**Extracted data**
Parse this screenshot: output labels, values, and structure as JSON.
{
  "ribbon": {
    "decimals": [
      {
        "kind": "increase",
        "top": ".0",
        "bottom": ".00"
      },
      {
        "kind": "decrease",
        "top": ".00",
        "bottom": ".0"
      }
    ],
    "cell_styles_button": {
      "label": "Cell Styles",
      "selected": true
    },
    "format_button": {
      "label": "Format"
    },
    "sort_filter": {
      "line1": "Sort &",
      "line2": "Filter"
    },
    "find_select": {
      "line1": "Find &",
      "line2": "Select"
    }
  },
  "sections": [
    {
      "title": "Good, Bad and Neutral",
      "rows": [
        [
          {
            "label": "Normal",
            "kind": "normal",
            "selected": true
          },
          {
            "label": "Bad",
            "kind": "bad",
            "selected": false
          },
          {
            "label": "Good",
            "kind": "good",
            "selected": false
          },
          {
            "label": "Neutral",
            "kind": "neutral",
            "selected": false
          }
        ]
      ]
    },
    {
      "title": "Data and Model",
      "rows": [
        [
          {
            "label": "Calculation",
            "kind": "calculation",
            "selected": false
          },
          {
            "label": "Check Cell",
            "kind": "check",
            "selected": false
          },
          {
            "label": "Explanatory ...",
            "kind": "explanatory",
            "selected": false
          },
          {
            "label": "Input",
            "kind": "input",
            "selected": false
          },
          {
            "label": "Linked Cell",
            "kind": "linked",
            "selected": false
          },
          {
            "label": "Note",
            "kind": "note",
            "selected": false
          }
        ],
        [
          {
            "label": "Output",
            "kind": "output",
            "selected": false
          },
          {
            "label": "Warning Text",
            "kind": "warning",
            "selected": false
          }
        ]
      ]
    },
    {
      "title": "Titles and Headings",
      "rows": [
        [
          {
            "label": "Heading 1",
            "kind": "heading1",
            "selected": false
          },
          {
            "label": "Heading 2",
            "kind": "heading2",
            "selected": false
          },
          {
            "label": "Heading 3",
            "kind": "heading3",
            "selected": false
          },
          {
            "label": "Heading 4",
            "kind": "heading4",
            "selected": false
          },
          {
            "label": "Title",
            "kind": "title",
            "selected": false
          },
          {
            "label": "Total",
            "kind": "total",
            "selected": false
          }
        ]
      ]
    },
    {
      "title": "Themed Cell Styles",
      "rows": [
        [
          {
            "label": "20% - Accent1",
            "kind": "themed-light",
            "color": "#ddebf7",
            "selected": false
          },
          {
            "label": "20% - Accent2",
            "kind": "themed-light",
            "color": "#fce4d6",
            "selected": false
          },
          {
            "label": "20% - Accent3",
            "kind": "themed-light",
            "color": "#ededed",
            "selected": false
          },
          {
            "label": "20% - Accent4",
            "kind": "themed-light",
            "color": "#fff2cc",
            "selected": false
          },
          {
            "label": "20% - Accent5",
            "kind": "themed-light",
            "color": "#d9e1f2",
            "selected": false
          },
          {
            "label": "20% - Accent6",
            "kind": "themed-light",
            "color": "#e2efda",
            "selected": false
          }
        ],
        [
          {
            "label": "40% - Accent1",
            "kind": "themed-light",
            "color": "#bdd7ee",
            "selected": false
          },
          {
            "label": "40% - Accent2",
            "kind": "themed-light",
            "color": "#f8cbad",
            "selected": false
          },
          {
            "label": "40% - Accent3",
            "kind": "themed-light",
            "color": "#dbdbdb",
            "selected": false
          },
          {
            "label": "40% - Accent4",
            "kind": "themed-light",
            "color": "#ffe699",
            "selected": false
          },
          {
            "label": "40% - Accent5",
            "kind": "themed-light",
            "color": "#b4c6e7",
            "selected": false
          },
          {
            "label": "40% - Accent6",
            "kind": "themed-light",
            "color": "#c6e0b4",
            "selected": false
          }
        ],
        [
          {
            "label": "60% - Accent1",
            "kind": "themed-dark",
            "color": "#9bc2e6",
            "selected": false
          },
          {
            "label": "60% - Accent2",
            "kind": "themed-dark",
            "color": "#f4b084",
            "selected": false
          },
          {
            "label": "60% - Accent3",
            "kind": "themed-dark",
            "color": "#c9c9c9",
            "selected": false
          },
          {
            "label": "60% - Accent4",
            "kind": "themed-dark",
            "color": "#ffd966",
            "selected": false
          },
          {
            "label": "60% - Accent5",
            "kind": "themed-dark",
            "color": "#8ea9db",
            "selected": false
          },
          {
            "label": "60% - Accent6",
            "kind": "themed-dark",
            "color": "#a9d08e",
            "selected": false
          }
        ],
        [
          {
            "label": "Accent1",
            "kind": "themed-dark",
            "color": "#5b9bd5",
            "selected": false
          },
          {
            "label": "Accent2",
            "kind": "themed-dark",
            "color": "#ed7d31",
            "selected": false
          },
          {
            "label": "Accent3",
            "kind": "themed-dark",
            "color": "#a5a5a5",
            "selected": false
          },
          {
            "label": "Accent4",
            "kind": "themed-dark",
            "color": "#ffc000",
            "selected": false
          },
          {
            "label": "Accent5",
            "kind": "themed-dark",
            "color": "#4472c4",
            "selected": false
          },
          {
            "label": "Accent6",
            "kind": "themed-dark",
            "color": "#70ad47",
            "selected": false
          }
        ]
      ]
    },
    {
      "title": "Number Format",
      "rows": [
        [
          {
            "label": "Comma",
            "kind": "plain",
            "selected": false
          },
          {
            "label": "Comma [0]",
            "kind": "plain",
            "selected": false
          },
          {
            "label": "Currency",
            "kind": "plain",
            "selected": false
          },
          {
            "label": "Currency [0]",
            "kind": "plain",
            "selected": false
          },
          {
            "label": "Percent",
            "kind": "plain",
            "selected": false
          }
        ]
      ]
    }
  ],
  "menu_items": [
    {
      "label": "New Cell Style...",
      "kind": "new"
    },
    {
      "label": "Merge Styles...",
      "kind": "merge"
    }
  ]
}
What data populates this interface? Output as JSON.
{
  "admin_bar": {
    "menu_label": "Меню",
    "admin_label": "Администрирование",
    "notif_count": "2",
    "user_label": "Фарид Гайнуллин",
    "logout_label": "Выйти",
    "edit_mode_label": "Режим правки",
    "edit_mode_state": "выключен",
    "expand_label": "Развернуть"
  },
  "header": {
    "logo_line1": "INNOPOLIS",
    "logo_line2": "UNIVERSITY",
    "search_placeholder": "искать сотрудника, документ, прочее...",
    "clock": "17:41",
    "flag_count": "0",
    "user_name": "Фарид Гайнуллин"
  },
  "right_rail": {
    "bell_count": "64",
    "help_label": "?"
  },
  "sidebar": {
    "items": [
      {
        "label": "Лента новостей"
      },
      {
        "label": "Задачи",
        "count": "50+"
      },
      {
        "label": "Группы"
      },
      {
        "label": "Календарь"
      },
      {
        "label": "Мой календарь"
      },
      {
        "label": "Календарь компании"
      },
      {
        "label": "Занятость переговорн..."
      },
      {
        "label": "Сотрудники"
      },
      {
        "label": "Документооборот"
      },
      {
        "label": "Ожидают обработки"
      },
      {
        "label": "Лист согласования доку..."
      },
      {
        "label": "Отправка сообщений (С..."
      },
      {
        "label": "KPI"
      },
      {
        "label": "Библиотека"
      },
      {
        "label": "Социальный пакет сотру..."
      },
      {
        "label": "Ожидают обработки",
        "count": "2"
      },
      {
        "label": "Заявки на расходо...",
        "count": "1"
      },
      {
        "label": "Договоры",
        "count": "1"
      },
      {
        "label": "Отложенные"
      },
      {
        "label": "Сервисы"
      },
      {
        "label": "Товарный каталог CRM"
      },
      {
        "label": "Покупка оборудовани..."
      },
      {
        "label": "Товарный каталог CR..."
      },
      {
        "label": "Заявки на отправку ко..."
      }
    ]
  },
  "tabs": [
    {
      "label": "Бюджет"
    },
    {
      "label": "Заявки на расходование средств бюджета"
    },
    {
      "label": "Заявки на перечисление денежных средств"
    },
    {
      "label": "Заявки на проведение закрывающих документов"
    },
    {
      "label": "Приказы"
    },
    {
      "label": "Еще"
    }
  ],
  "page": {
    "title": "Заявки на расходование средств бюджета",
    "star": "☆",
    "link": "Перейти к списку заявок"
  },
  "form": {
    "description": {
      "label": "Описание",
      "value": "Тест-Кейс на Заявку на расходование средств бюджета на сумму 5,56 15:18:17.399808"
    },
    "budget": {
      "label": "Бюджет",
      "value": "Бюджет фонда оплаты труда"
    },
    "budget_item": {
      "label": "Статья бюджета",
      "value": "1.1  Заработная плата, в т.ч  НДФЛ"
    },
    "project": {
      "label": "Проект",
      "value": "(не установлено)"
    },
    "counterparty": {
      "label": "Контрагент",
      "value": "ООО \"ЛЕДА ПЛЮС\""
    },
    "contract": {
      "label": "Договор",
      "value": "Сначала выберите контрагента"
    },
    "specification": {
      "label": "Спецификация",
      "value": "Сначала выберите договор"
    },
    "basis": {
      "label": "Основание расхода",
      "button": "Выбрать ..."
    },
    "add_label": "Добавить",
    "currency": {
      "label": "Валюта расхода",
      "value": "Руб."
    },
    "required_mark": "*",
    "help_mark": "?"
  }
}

**Objective**
Lines of the material that contain the word "JSON" are to be gathered.

**Solution to the exercise**
Parse this screenshot: output labels, values, and structure as JSON.
What data populates this interface? Output as JSON.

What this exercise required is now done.